----- Passage given -----

The hash join itself is fast — the cost per probe is negligible. The problem is what flows through it. In the original queries, the full 11M-row trips table is probed against the lookup, producing 11M joined rows that then need to be aggregated by borough. In the optimized version, the trips are first grouped by location ID (~1-43K groups depending on the query), and only those groups are probed — reducing the downstream aggregation work by orders of magnitude.

Original:  11M trips --hash join--> 11M joined rows --GROUP BY borough--> 24-35 results
Optimized: 11M trips --GROUP BY id--> 1-43K groups --hash join--> 1-43K rows --GROUP BY borough--> 24-35 results

The sequential scan on the 11M-row table is unavoidable either way — but the join and final aggregation operate on dramatically fewer rows.

----- Provided data -----

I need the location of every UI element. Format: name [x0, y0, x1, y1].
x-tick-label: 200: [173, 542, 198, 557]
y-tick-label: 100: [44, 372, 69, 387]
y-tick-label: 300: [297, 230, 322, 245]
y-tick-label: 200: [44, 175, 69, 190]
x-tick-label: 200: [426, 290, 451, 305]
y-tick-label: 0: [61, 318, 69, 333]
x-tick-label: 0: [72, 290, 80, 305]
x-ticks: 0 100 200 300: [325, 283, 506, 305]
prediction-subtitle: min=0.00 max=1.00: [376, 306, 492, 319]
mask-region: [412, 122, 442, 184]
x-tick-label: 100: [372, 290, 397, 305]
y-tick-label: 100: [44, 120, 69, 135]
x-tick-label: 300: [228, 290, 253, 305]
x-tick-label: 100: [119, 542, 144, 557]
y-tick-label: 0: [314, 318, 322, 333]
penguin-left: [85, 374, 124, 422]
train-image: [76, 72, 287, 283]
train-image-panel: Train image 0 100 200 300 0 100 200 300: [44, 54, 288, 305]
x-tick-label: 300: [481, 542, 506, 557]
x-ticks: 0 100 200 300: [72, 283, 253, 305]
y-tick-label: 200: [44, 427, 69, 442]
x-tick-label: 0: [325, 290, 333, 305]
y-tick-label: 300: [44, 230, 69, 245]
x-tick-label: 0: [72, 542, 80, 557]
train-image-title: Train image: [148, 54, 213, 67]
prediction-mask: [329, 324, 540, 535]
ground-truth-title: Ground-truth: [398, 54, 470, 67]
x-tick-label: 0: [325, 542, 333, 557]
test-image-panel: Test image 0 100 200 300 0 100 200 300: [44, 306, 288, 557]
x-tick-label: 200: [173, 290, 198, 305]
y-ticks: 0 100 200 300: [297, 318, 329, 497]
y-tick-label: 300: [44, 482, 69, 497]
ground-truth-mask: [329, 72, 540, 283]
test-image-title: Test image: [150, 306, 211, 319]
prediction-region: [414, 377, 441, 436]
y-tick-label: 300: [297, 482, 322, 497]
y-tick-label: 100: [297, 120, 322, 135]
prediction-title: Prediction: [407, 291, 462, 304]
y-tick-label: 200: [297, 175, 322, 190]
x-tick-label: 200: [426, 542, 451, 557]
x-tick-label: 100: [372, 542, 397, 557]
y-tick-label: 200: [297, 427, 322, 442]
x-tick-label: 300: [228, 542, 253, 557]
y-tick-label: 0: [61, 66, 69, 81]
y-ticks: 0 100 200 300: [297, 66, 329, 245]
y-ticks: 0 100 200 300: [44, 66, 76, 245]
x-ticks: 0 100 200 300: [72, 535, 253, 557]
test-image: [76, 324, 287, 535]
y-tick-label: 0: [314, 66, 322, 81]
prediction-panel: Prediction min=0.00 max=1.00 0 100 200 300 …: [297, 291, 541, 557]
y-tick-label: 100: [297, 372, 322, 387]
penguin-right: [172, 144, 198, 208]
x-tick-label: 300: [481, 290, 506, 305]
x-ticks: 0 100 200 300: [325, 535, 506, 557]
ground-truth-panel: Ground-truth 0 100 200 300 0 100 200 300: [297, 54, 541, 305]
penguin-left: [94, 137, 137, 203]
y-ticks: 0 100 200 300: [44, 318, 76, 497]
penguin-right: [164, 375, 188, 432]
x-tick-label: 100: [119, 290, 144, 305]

-----

§ **Actions to take**:
[A] In the query optimization passage, list in order the operations that the optimized pipeline applies to the trips.
[B] Continue the query optimization passage from the point where it ends.

§ **Exercise responses**:
[A] GROUP BY id; hash join; GROUP BY borough

[B]
5. Basic Data Overview

Quick summary of total trips, date range, and total revenue. Optimized to compute all aggregates in a single table scan using unnest(ARRAY[...]) instead of 3 separate scans with UNION ALL (~2.8x faster).

SELECT unnest(ARRAY['Total Trips', 'Date Range', 'Total Revenue']) as metric,
       unnest(ARRAY[
           COUNT(*)::text,
           MIN(tpep_pickup_datetime)::text || ' to ' || MAX(tpep_pickup_datetime)::text,
           '$' || ROUND(SUM(total_amount), 2)::text
       ]) as value
FROM nyc_taxi.yellow_taxi_trips;

-- Original version (slower — 3 separate full table scans via UNION ALL):
-- SELECT 'Total Trips' as metric, COUNT(*)::text as value
-- FROM nyc_taxi.yellow_taxi_trips
-- UNION ALL
-- SELECT 'Date Range' as metric,
--        MIN(tpep_pickup_datetime)::text || ' to ' || MAX(tpep_pickup_datetime)::text as value
-- FROM nyc_taxi.yellow_taxi_trips
-- UNION ALL
-- SELECT 'Total Revenue' as metric, '$' || ROUND(SUM(total_amount), 2)::text as value
-- FROM nyc_taxi.yellow_taxi_trips;

6. Payment Method Analysis

Breakdown by payment type with trip counts, averages, totals, and percentage share using a window function.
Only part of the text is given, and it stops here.